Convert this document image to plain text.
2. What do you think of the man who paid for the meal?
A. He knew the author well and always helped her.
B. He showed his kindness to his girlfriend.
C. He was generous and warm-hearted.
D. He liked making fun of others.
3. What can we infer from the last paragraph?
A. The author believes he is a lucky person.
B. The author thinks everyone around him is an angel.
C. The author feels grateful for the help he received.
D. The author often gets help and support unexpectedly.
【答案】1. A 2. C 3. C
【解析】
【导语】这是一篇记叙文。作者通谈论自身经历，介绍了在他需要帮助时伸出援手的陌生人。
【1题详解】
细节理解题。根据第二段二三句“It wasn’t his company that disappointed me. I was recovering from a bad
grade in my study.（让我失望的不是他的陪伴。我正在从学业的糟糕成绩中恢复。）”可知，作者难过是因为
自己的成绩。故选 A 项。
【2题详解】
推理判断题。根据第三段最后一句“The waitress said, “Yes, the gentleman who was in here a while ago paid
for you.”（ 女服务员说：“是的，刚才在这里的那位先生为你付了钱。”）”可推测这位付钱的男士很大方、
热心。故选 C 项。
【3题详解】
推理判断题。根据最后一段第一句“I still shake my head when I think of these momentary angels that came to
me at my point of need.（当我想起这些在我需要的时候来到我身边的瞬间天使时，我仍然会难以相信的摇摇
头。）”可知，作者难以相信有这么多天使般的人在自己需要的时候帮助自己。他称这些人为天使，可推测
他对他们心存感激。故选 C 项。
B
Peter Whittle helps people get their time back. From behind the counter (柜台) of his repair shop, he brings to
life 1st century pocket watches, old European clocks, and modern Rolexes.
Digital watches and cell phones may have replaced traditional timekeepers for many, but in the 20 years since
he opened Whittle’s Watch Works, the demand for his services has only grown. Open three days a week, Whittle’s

SET EXERCISE
Please reproduce the entire listing, exactly as shown.

TASK SOLUTION
Convert this document image to plain text.
2. What do you think of the man who paid for the meal?
A. He knew the author well and always helped her.
B. He showed his kindness to his girlfriend.
C. He was generous and warm-hearted.
D. He liked making fun of others.
3. What can we infer from the last paragraph?
A. The author believes he is a lucky person.
B. The author thinks everyone around him is an angel.
C. The author feels grateful for the help he received.
D. The author often gets help and support unexpectedly.
【答案】1. A 2. C 3. C
【解析】
【导语】这是一篇记叙文。作者通谈论自身经历，介绍了在他需要帮助时伸出援手的陌生人。
【1题详解】
细节理解题。根据第二段二三句“It wasn’t his company that disappointed me. I was recovering from a bad
grade in my study.（让我失望的不是他的陪伴。我正在从学业的糟糕成绩中恢复。）”可知，作者难过是因为
自己的成绩。故选 A 项。
【2题详解】
推理判断题。根据第三段最后一句“The waitress said, “Yes, the gentleman who was in here a while ago paid
for you.”（ 女服务员说：“是的，刚才在这里的那位先生为你付了钱。”）”可推测这位付钱的男士很大方、
热心。故选 C 项。
【3题详解】
推理判断题。根据最后一段第一句“I still shake my head when I think of these momentary angels that came to
me at my point of need.（当我想起这些在我需要的时候来到我身边的瞬间天使时，我仍然会难以相信的摇摇
头。）”可知，作者难以相信有这么多天使般的人在自己需要的时候帮助自己。他称这些人为天使，可推测
他对他们心存感激。故选 C 项。
B
Peter Whittle helps people get their time back. From behind the counter (柜台) of his repair shop, he brings to
life 1st century pocket watches, old European clocks, and modern Rolexes.
Digital watches and cell phones may have replaced traditional timekeepers for many, but in the 20 years since
he opened Whittle’s Watch Works, the demand for his services has only grown. Open three days a week, Whittle’s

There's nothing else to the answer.